- **Short task**
Quote the item below word for word, omitting the picture.

-- Start Data shown --

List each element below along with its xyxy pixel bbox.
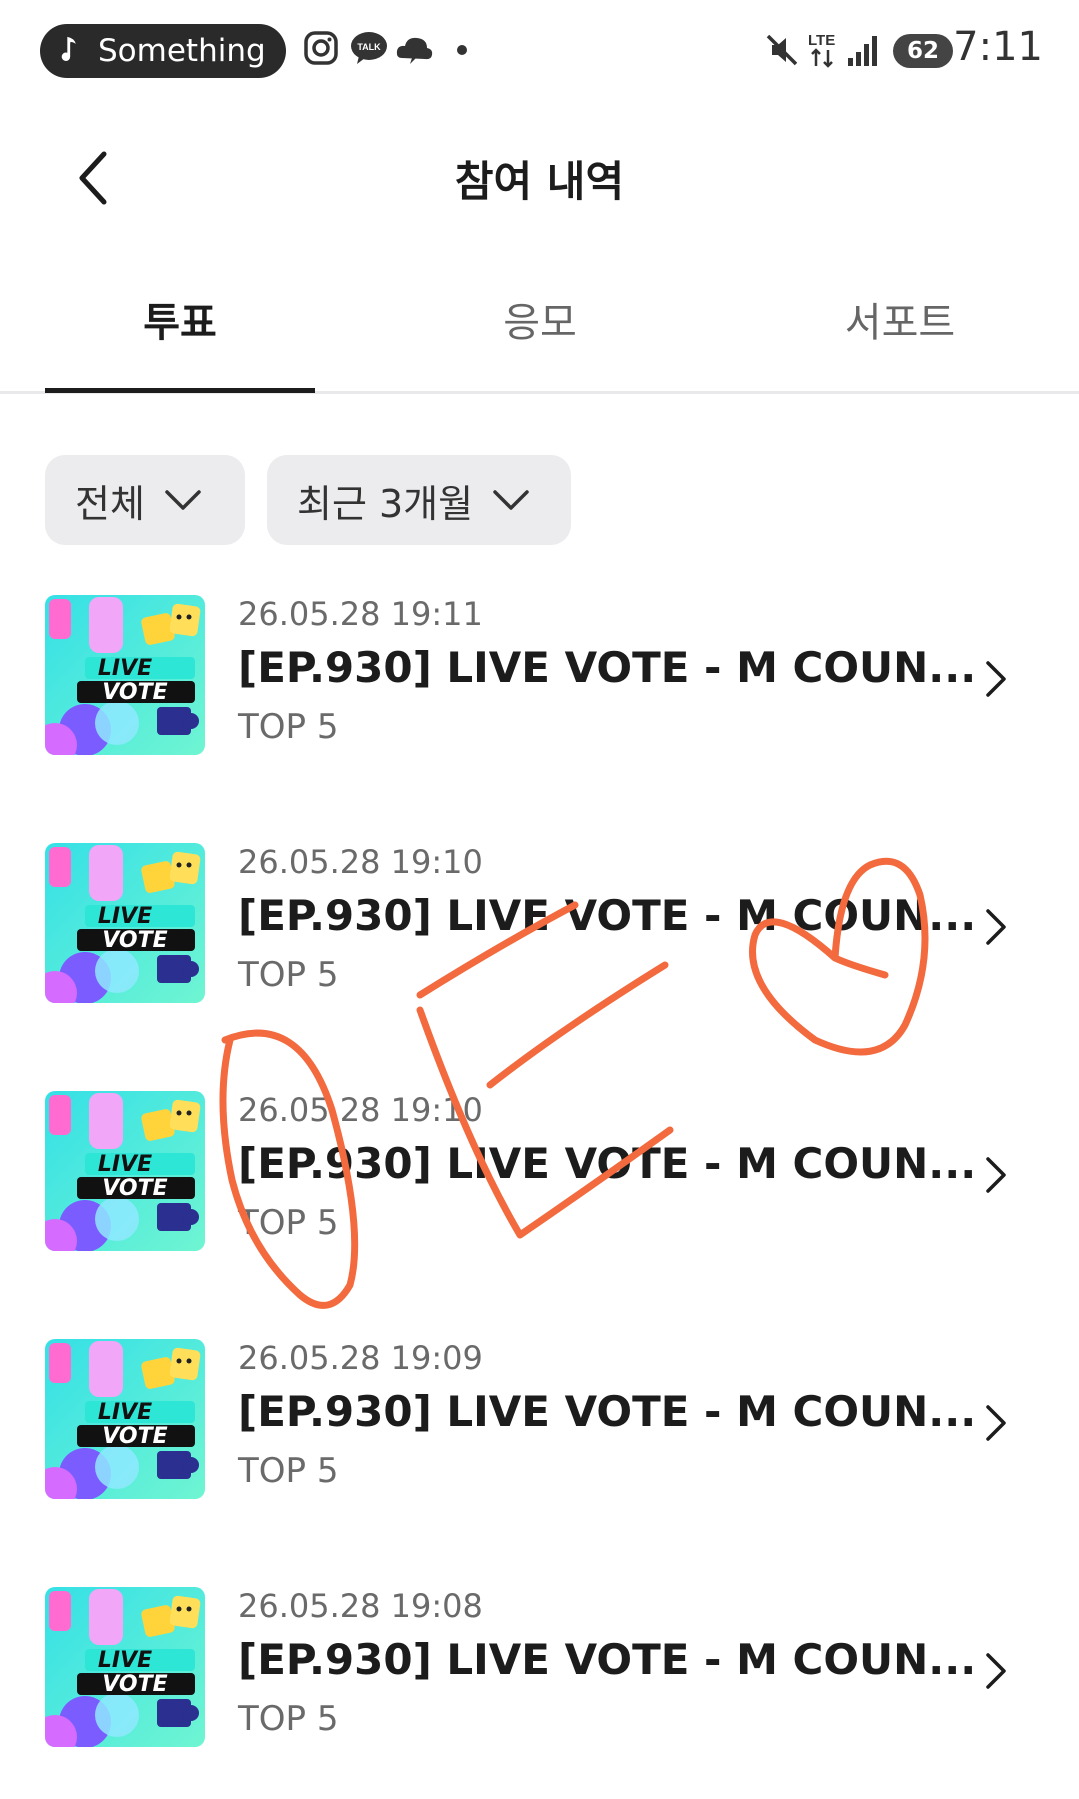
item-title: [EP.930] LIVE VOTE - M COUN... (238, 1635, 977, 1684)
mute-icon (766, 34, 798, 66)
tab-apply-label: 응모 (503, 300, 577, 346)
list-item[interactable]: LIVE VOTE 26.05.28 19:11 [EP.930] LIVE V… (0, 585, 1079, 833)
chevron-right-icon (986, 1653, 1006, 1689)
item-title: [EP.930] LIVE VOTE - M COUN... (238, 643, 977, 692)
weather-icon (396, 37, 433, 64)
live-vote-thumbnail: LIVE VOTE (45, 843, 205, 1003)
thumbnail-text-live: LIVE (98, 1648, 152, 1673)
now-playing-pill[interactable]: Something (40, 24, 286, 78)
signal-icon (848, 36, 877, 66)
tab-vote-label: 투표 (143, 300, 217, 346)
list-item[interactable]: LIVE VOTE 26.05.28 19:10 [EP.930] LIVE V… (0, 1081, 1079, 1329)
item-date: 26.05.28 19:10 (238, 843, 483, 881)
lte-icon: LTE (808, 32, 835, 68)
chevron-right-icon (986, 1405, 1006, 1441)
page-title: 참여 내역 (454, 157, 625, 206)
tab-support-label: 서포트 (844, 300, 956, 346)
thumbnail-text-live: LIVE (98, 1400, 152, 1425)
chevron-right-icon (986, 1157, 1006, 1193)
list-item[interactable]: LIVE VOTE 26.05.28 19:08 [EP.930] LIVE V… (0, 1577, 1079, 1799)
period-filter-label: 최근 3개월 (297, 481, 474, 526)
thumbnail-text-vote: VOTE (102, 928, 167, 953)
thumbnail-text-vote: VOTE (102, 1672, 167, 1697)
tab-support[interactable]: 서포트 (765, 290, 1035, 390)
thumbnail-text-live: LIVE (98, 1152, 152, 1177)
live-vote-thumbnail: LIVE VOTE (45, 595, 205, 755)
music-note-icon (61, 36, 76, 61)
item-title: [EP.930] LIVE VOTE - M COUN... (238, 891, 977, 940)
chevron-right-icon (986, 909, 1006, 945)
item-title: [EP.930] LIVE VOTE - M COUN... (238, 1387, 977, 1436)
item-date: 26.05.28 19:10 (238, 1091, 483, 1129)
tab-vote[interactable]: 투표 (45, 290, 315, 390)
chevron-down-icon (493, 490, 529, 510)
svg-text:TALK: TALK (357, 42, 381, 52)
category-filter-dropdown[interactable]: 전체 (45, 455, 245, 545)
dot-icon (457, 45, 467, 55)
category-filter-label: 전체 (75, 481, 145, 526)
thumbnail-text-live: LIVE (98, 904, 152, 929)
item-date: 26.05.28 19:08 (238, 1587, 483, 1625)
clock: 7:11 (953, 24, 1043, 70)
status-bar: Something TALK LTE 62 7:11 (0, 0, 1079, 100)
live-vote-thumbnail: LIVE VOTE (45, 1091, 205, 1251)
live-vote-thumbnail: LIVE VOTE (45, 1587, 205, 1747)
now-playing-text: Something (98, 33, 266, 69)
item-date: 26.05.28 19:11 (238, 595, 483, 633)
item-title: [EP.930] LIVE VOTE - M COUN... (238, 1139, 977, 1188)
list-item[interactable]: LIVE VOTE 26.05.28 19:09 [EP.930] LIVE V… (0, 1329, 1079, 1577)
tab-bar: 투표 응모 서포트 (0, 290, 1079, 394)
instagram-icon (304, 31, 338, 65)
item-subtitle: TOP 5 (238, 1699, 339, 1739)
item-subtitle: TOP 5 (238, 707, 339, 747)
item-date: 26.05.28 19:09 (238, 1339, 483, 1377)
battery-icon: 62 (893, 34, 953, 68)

-- End Data shown --

- **Output of the task**
List each element below along with its xyxy pixel bbox.
item-title: [EP.930] LIVE VOTE - M COUN... (238, 1635, 977, 1684)
mute-icon (766, 34, 798, 66)
tab-apply-label: 응모 (503, 300, 577, 346)
list-item[interactable]: LIVE VOTE 26.05.28 19:11 [EP.930] LIVE V… (0, 585, 1079, 833)
chevron-right-icon (986, 1653, 1006, 1689)
item-title: [EP.930] LIVE VOTE - M COUN... (238, 643, 977, 692)
weather-icon (396, 37, 433, 64)
live-vote-thumbnail: LIVE VOTE (45, 843, 205, 1003)
thumbnail-text-live: LIVE (98, 1648, 152, 1673)
now-playing-pill[interactable]: Something (40, 24, 286, 78)
signal-icon (848, 36, 877, 66)
tab-vote-label: 투표 (143, 300, 217, 346)
list-item[interactable]: LIVE VOTE 26.05.28 19:10 [EP.930] LIVE V… (0, 1081, 1079, 1329)
item-date: 26.05.28 19:10 (238, 843, 483, 881)
lte-icon: LTE (808, 32, 835, 68)
chevron-right-icon (986, 1405, 1006, 1441)
page-title: 참여 내역 (454, 157, 625, 206)
tab-support-label: 서포트 (844, 300, 956, 346)
thumbnail-text-live: LIVE (98, 1400, 152, 1425)
chevron-right-icon (986, 1157, 1006, 1193)
list-item[interactable]: LIVE VOTE 26.05.28 19:08 [EP.930] LIVE V… (0, 1577, 1079, 1799)
period-filter-label: 최근 3개월 (297, 481, 474, 526)
thumbnail-text-vote: VOTE (102, 928, 167, 953)
thumbnail-text-vote: VOTE (102, 1672, 167, 1697)
tab-support[interactable]: 서포트 (765, 290, 1035, 390)
thumbnail-text-live: LIVE (98, 1152, 152, 1177)
live-vote-thumbnail: LIVE VOTE (45, 595, 205, 755)
music-note-icon (61, 36, 76, 61)
item-title: [EP.930] LIVE VOTE - M COUN... (238, 891, 977, 940)
chevron-right-icon (986, 909, 1006, 945)
item-title: [EP.930] LIVE VOTE - M COUN... (238, 1387, 977, 1436)
item-date: 26.05.28 19:10 (238, 1091, 483, 1129)
tab-vote[interactable]: 투표 (45, 290, 315, 390)
chevron-down-icon (493, 490, 529, 510)
svg-text:TALK: TALK (357, 42, 381, 52)
category-filter-dropdown[interactable]: 전체 (45, 455, 245, 545)
dot-icon (457, 45, 467, 55)
category-filter-label: 전체 (75, 481, 145, 526)
thumbnail-text-live: LIVE (98, 904, 152, 929)
item-date: 26.05.28 19:08 (238, 1587, 483, 1625)
clock: 7:11 (953, 24, 1043, 70)
status-bar: Something TALK LTE 62 7:11 (0, 0, 1079, 100)
live-vote-thumbnail: LIVE VOTE (45, 1091, 205, 1251)
live-vote-thumbnail: LIVE VOTE (45, 1587, 205, 1747)
now-playing-text: Something (98, 33, 266, 69)
item-date: 26.05.28 19:11 (238, 595, 483, 633)
item-title: [EP.930] LIVE VOTE - M COUN... (238, 1139, 977, 1188)
list-item[interactable]: LIVE VOTE 26.05.28 19:09 [EP.930] LIVE V… (0, 1329, 1079, 1577)
tab-bar: 투표 응모 서포트 (0, 290, 1079, 394)
instagram-icon (304, 31, 338, 65)
item-subtitle: TOP 5 (238, 1699, 339, 1739)
item-subtitle: TOP 5 (238, 707, 339, 747)
item-date: 26.05.28 19:09 (238, 1339, 483, 1377)
battery-icon: 62 (893, 34, 953, 68)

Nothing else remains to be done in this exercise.